_Task_: Copy out the complete listing, word for word.

_The input_:

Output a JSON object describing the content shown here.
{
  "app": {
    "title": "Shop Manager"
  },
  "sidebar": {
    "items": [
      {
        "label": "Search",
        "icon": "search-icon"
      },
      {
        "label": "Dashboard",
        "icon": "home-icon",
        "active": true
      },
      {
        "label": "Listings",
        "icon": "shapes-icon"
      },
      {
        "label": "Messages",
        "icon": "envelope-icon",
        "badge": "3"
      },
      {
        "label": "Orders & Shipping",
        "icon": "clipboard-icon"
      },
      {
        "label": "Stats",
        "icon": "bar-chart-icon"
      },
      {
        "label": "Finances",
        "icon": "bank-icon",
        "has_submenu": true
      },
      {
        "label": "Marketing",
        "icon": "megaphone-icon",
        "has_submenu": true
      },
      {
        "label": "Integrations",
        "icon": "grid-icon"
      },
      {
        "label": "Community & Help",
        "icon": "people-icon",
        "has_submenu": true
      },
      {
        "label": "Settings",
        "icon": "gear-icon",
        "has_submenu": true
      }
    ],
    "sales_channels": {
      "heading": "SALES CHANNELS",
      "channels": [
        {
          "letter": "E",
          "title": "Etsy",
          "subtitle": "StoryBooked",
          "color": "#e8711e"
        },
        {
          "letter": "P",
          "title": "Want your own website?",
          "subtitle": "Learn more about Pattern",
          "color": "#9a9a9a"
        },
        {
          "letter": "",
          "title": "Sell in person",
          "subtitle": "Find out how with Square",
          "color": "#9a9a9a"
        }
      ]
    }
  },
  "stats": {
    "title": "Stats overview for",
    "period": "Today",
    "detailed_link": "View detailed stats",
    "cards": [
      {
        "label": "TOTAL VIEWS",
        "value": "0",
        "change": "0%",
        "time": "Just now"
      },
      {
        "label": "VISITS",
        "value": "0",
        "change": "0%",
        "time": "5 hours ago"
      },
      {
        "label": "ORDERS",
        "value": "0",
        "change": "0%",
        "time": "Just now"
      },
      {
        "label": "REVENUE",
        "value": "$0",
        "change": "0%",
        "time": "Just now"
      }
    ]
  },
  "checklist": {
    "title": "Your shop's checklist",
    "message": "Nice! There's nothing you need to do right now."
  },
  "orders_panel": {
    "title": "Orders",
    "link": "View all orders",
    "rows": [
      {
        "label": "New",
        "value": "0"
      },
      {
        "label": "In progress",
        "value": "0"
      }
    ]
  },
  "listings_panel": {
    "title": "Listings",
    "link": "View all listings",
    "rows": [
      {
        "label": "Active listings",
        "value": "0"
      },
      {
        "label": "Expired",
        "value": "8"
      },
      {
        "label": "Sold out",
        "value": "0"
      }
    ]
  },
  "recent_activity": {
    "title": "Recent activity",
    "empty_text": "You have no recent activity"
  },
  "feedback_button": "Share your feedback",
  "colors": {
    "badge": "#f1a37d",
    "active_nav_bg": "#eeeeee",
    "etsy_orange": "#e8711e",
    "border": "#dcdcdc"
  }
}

_Written response_:
Output a JSON object describing the content shown here.
{
  "app": {
    "title": "Shop Manager"
  },
  "sidebar": {
    "items": [
      {
        "label": "Search",
        "icon": "search-icon"
      },
      {
        "label": "Dashboard",
        "icon": "home-icon",
        "active": true
      },
      {
        "label": "Listings",
        "icon": "shapes-icon"
      },
      {
        "label": "Messages",
        "icon": "envelope-icon",
        "badge": "3"
      },
      {
        "label": "Orders & Shipping",
        "icon": "clipboard-icon"
      },
      {
        "label": "Stats",
        "icon": "bar-chart-icon"
      },
      {
        "label": "Finances",
        "icon": "bank-icon",
        "has_submenu": true
      },
      {
        "label": "Marketing",
        "icon": "megaphone-icon",
        "has_submenu": true
      },
      {
        "label": "Integrations",
        "icon": "grid-icon"
      },
      {
        "label": "Community & Help",
        "icon": "people-icon",
        "has_submenu": true
      },
      {
        "label": "Settings",
        "icon": "gear-icon",
        "has_submenu": true
      }
    ],
    "sales_channels": {
      "heading": "SALES CHANNELS",
      "channels": [
        {
          "letter": "E",
          "title": "Etsy",
          "subtitle": "StoryBooked",
          "color": "#e8711e"
        },
        {
          "letter": "P",
          "title": "Want your own website?",
          "subtitle": "Learn more about Pattern",
          "color": "#9a9a9a"
        },
        {
          "letter": "",
          "title": "Sell in person",
          "subtitle": "Find out how with Square",
          "color": "#9a9a9a"
        }
      ]
    }
  },
  "stats": {
    "title": "Stats overview for",
    "period": "Today",
    "detailed_link": "View detailed stats",
    "cards": [
      {
        "label": "TOTAL VIEWS",
        "value": "0",
        "change": "0%",
        "time": "Just now"
      },
      {
        "label": "VISITS",
        "value": "0",
        "change": "0%",
        "time": "5 hours ago"
      },
      {
        "label": "ORDERS",
        "value": "0",
        "change": "0%",
        "time": "Just now"
      },
      {
        "label": "REVENUE",
        "value": "$0",
        "change": "0%",
        "time": "Just now"
      }
    ]
  },
  "checklist": {
    "title": "Your shop's checklist",
    "message": "Nice! There's nothing you need to do right now."
  },
  "orders_panel": {
    "title": "Orders",
    "link": "View all orders",
    "rows": [
      {
        "label": "New",
        "value": "0"
      },
      {
        "label": "In progress",
        "value": "0"
      }
    ]
  },
  "listings_panel": {
    "title": "Listings",
    "link": "View all listings",
    "rows": [
      {
        "label": "Active listings",
        "value": "0"
      },
      {
        "label": "Expired",
        "value": "8"
      },
      {
        "label": "Sold out",
        "value": "0"
      }
    ]
  },
  "recent_activity": {
    "title": "Recent activity",
    "empty_text": "You have no recent activity"
  },
  "feedback_button": "Share your feedback",
  "colors": {
    "badge": "#f1a37d",
    "active_nav_bg": "#eeeeee",
    "etsy_orange": "#e8711e",
    "border": "#dcdcdc"
  }
}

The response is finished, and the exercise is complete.